## Stored records
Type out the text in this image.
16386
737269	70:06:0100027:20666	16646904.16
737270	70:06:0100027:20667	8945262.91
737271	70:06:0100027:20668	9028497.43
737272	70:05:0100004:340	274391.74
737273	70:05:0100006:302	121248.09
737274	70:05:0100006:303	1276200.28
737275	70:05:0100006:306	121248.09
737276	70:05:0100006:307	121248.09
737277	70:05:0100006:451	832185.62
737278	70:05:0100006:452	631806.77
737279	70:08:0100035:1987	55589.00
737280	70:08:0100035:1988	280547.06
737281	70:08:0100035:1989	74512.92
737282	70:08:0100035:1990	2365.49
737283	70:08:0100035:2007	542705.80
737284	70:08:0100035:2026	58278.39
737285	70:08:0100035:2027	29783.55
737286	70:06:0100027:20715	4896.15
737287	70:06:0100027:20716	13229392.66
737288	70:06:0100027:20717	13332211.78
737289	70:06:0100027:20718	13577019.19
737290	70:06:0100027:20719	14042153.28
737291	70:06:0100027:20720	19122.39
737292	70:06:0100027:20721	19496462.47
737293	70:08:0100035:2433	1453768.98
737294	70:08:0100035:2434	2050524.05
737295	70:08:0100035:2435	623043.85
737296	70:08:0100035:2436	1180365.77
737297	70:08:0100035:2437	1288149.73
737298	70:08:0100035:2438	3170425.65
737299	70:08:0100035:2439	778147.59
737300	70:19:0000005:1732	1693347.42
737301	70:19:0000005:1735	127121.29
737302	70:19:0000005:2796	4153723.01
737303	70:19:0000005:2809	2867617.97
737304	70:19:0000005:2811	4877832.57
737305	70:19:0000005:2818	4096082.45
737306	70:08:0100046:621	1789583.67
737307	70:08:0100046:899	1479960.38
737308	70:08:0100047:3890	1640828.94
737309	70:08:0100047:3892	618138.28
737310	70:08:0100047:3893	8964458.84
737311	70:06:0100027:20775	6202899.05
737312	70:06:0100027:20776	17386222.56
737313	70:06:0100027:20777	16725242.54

## Do this
Repeat the data above exactly.

## The result
Type out the text in this image.
16386
737269	70:06:0100027:20666	16646904.16
737270	70:06:0100027:20667	8945262.91
737271	70:06:0100027:20668	9028497.43
737272	70:05:0100004:340	274391.74
737273	70:05:0100006:302	121248.09
737274	70:05:0100006:303	1276200.28
737275	70:05:0100006:306	121248.09
737276	70:05:0100006:307	121248.09
737277	70:05:0100006:451	832185.62
737278	70:05:0100006:452	631806.77
737279	70:08:0100035:1987	55589.00
737280	70:08:0100035:1988	280547.06
737281	70:08:0100035:1989	74512.92
737282	70:08:0100035:1990	2365.49
737283	70:08:0100035:2007	542705.80
737284	70:08:0100035:2026	58278.39
737285	70:08:0100035:2027	29783.55
737286	70:06:0100027:20715	4896.15
737287	70:06:0100027:20716	13229392.66
737288	70:06:0100027:20717	13332211.78
737289	70:06:0100027:20718	13577019.19
737290	70:06:0100027:20719	14042153.28
737291	70:06:0100027:20720	19122.39
737292	70:06:0100027:20721	19496462.47
737293	70:08:0100035:2433	1453768.98
737294	70:08:0100035:2434	2050524.05
737295	70:08:0100035:2435	623043.85
737296	70:08:0100035:2436	1180365.77
737297	70:08:0100035:2437	1288149.73
737298	70:08:0100035:2438	3170425.65
737299	70:08:0100035:2439	778147.59
737300	70:19:0000005:1732	1693347.42
737301	70:19:0000005:1735	127121.29
737302	70:19:0000005:2796	4153723.01
737303	70:19:0000005:2809	2867617.97
737304	70:19:0000005:2811	4877832.57
737305	70:19:0000005:2818	4096082.45
737306	70:08:0100046:621	1789583.67
737307	70:08:0100046:899	1479960.38
737308	70:08:0100047:3890	1640828.94
737309	70:08:0100047:3892	618138.28
737310	70:08:0100047:3893	8964458.84
737311	70:06:0100027:20775	6202899.05
737312	70:06:0100027:20776	17386222.56
737313	70:06:0100027:20777	16725242.54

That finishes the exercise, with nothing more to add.